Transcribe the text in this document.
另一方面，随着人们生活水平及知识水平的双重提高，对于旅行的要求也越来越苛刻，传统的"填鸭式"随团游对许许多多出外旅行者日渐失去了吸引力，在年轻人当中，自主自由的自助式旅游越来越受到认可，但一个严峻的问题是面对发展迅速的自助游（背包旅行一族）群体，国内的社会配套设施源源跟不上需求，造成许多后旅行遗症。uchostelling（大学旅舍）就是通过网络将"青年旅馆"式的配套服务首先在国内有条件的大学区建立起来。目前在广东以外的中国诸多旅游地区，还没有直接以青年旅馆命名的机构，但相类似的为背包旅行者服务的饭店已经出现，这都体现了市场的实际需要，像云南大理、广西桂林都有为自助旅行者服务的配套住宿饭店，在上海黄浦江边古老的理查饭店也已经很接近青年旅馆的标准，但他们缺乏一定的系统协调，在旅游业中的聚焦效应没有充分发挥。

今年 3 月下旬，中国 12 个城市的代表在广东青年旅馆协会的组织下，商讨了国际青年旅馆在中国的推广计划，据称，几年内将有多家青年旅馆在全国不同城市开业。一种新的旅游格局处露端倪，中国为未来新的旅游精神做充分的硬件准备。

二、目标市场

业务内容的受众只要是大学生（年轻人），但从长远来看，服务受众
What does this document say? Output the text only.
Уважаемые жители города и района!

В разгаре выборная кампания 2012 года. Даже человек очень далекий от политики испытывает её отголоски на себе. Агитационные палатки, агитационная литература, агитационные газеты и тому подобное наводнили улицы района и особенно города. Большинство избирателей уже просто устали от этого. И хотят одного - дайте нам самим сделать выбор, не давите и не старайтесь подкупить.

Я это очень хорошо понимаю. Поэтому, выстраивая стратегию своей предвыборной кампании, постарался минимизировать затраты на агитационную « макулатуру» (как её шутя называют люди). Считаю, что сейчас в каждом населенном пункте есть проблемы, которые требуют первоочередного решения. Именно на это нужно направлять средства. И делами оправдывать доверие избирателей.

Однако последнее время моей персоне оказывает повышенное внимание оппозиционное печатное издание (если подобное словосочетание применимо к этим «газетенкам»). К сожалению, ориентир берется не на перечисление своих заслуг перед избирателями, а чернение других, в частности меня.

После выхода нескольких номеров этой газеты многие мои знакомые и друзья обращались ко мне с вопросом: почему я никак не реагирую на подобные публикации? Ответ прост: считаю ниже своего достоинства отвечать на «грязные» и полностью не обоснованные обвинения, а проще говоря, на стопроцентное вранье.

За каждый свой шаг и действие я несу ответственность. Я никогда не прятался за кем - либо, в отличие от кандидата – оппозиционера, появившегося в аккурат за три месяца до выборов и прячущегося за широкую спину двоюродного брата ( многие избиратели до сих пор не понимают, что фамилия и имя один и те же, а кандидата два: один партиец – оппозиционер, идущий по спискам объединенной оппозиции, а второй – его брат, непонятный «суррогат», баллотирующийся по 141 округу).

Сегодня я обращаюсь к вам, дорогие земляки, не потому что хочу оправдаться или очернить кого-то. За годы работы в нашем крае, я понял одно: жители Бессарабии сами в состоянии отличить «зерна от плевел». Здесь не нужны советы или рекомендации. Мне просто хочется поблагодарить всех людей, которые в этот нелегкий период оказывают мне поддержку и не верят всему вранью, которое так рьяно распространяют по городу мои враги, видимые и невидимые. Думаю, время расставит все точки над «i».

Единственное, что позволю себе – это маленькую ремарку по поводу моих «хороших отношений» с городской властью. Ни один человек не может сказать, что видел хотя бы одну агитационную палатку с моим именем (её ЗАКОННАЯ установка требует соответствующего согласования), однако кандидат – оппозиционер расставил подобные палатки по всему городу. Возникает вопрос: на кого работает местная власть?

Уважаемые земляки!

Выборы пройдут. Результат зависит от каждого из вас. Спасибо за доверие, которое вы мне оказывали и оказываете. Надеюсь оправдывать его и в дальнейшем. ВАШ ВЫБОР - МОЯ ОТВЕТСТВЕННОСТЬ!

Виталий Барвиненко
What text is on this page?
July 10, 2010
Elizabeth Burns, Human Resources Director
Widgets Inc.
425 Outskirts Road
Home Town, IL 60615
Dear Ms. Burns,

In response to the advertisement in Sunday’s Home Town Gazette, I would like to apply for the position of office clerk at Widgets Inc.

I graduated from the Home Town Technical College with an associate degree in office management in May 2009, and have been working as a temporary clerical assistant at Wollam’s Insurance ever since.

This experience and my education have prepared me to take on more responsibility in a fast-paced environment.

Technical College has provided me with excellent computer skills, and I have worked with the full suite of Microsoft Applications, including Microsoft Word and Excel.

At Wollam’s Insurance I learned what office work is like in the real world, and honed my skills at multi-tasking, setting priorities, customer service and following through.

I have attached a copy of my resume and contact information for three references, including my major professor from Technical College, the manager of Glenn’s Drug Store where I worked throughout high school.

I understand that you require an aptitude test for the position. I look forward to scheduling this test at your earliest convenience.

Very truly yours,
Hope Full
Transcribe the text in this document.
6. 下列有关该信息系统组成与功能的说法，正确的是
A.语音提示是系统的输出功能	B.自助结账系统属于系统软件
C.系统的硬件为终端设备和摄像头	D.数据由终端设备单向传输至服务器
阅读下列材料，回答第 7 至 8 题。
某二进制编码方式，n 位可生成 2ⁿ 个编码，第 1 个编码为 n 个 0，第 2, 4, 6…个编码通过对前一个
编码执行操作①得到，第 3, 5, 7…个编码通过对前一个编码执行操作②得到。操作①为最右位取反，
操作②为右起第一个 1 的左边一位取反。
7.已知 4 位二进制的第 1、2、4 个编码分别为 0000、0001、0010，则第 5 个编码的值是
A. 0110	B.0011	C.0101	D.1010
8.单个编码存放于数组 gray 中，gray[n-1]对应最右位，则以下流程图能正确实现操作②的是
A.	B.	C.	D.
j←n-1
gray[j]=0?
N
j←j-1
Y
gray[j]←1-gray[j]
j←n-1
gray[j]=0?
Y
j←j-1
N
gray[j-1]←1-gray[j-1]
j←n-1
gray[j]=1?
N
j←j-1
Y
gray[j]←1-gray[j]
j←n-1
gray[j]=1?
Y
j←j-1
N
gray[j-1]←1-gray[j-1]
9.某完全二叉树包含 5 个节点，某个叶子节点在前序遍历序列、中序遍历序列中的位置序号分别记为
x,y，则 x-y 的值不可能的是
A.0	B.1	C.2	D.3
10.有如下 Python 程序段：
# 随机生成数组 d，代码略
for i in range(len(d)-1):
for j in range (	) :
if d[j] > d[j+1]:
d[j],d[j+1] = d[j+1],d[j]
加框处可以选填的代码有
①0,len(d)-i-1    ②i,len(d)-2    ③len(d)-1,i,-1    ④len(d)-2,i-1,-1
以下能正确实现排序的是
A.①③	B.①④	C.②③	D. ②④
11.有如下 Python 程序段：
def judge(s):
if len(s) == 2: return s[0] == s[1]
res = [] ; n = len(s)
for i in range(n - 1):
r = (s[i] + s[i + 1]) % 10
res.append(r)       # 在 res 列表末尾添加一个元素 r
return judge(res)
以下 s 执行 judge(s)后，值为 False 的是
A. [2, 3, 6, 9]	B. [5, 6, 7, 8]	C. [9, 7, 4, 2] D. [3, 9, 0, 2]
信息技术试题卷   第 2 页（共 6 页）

**Exercise aim**
Reproduce each record exactly as it appears.

**Exercise result**
Transcribe the text in this document.
另一方面，随着人们生活水平及知识水平的双重提高，对于旅行的要求也越来越苛刻，传统的"填鸭式"随团游对许许多多出外旅行者日渐失去了吸引力，在年轻人当中，自主自由的自助式旅游越来越受到认可，但一个严峻的问题是面对发展迅速的自助游（背包旅行一族）群体，国内的社会配套设施源源跟不上需求，造成许多后旅行遗症。uchostelling（大学旅舍）就是通过网络将"青年旅馆"式的配套服务首先在国内有条件的大学区建立起来。目前在广东以外的中国诸多旅游地区，还没有直接以青年旅馆命名的机构，但相类似的为背包旅行者服务的饭店已经出现，这都体现了市场的实际需要，像云南大理、广西桂林都有为自助旅行者服务的配套住宿饭店，在上海黄浦江边古老的理查饭店也已经很接近青年旅馆的标准，但他们缺乏一定的系统协调，在旅游业中的聚焦效应没有充分发挥。

今年 3 月下旬，中国 12 个城市的代表在广东青年旅馆协会的组织下，商讨了国际青年旅馆在中国的推广计划，据称，几年内将有多家青年旅馆在全国不同城市开业。一种新的旅游格局处露端倪，中国为未来新的旅游精神做充分的硬件准备。

二、目标市场

业务内容的受众只要是大学生（年轻人），但从长远来看，服务受众
What does this document say? Output the text only.
Уважаемые жители города и района!

В разгаре выборная кампания 2012 года. Даже человек очень далекий от политики испытывает её отголоски на себе. Агитационные палатки, агитационная литература, агитационные газеты и тому подобное наводнили улицы района и особенно города. Большинство избирателей уже просто устали от этого. И хотят одного - дайте нам самим сделать выбор, не давите и не старайтесь подкупить.

Я это очень хорошо понимаю. Поэтому, выстраивая стратегию своей предвыборной кампании, постарался минимизировать затраты на агитационную « макулатуру» (как её шутя называют люди). Считаю, что сейчас в каждом населенном пункте есть проблемы, которые требуют первоочередного решения. Именно на это нужно направлять средства. И делами оправдывать доверие избирателей.

Однако последнее время моей персоне оказывает повышенное внимание оппозиционное печатное издание (если подобное словосочетание применимо к этим «газетенкам»). К сожалению, ориентир берется не на перечисление своих заслуг перед избирателями, а чернение других, в частности меня.

После выхода нескольких номеров этой газеты многие мои знакомые и друзья обращались ко мне с вопросом: почему я никак не реагирую на подобные публикации? Ответ прост: считаю ниже своего достоинства отвечать на «грязные» и полностью не обоснованные обвинения, а проще говоря, на стопроцентное вранье.

За каждый свой шаг и действие я несу ответственность. Я никогда не прятался за кем - либо, в отличие от кандидата – оппозиционера, появившегося в аккурат за три месяца до выборов и прячущегося за широкую спину двоюродного брата ( многие избиратели до сих пор не понимают, что фамилия и имя один и те же, а кандидата два: один партиец – оппозиционер, идущий по спискам объединенной оппозиции, а второй – его брат, непонятный «суррогат», баллотирующийся по 141 округу).

Сегодня я обращаюсь к вам, дорогие земляки, не потому что хочу оправдаться или очернить кого-то. За годы работы в нашем крае, я понял одно: жители Бессарабии сами в состоянии отличить «зерна от плевел». Здесь не нужны советы или рекомендации. Мне просто хочется поблагодарить всех людей, которые в этот нелегкий период оказывают мне поддержку и не верят всему вранью, которое так рьяно распространяют по городу мои враги, видимые и невидимые. Думаю, время расставит все точки над «i».

Единственное, что позволю себе – это маленькую ремарку по поводу моих «хороших отношений» с городской властью. Ни один человек не может сказать, что видел хотя бы одну агитационную палатку с моим именем (её ЗАКОННАЯ установка требует соответствующего согласования), однако кандидат – оппозиционер расставил подобные палатки по всему городу. Возникает вопрос: на кого работает местная власть?

Уважаемые земляки!

Выборы пройдут. Результат зависит от каждого из вас. Спасибо за доверие, которое вы мне оказывали и оказываете. Надеюсь оправдывать его и в дальнейшем. ВАШ ВЫБОР - МОЯ ОТВЕТСТВЕННОСТЬ!

Виталий Барвиненко
What text is on this page?
July 10, 2010
Elizabeth Burns, Human Resources Director
Widgets Inc.
425 Outskirts Road
Home Town, IL 60615
Dear Ms. Burns,

In response to the advertisement in Sunday’s Home Town Gazette, I would like to apply for the position of office clerk at Widgets Inc.

I graduated from the Home Town Technical College with an associate degree in office management in May 2009, and have been working as a temporary clerical assistant at Wollam’s Insurance ever since.

This experience and my education have prepared me to take on more responsibility in a fast-paced environment.

Technical College has provided me with excellent computer skills, and I have worked with the full suite of Microsoft Applications, including Microsoft Word and Excel.

At Wollam’s Insurance I learned what office work is like in the real world, and honed my skills at multi-tasking, setting priorities, customer service and following through.

I have attached a copy of my resume and contact information for three references, including my major professor from Technical College, the manager of Glenn’s Drug Store where I worked throughout high school.

I understand that you require an aptitude test for the position. I look forward to scheduling this test at your earliest convenience.

Very truly yours,
Hope Full
Transcribe the text in this document.
6. 下列有关该信息系统组成与功能的说法，正确的是
A.语音提示是系统的输出功能	B.自助结账系统属于系统软件
C.系统的硬件为终端设备和摄像头	D.数据由终端设备单向传输至服务器
阅读下列材料，回答第 7 至 8 题。
某二进制编码方式，n 位可生成 2ⁿ 个编码，第 1 个编码为 n 个 0，第 2, 4, 6…个编码通过对前一个
编码执行操作①得到，第 3, 5, 7…个编码通过对前一个编码执行操作②得到。操作①为最右位取反，
操作②为右起第一个 1 的左边一位取反。
7.已知 4 位二进制的第 1、2、4 个编码分别为 0000、0001、0010，则第 5 个编码的值是
A. 0110	B.0011	C.0101	D.1010
8.单个编码存放于数组 gray 中，gray[n-1]对应最右位，则以下流程图能正确实现操作②的是
A.	B.	C.	D.
j←n-1
gray[j]=0?
N
j←j-1
Y
gray[j]←1-gray[j]
j←n-1
gray[j]=0?
Y
j←j-1
N
gray[j-1]←1-gray[j-1]
j←n-1
gray[j]=1?
N
j←j-1
Y
gray[j]←1-gray[j]
j←n-1
gray[j]=1?
Y
j←j-1
N
gray[j-1]←1-gray[j-1]
9.某完全二叉树包含 5 个节点，某个叶子节点在前序遍历序列、中序遍历序列中的位置序号分别记为
x,y，则 x-y 的值不可能的是
A.0	B.1	C.2	D.3
10.有如下 Python 程序段：
# 随机生成数组 d，代码略
for i in range(len(d)-1):
for j in range (	) :
if d[j] > d[j+1]:
d[j],d[j+1] = d[j+1],d[j]
加框处可以选填的代码有
①0,len(d)-i-1    ②i,len(d)-2    ③len(d)-1,i,-1    ④len(d)-2,i-1,-1
以下能正确实现排序的是
A.①③	B.①④	C.②③	D. ②④
11.有如下 Python 程序段：
def judge(s):
if len(s) == 2: return s[0] == s[1]
res = [] ; n = len(s)
for i in range(n - 1):
r = (s[i] + s[i + 1]) % 10
res.append(r)       # 在 res 列表末尾添加一个元素 r
return judge(res)
以下 s 执行 judge(s)后，值为 False 的是
A. [2, 3, 6, 9]	B. [5, 6, 7, 8]	C. [9, 7, 4, 2] D. [3, 9, 0, 2]
信息技术试题卷   第 2 页（共 6 页）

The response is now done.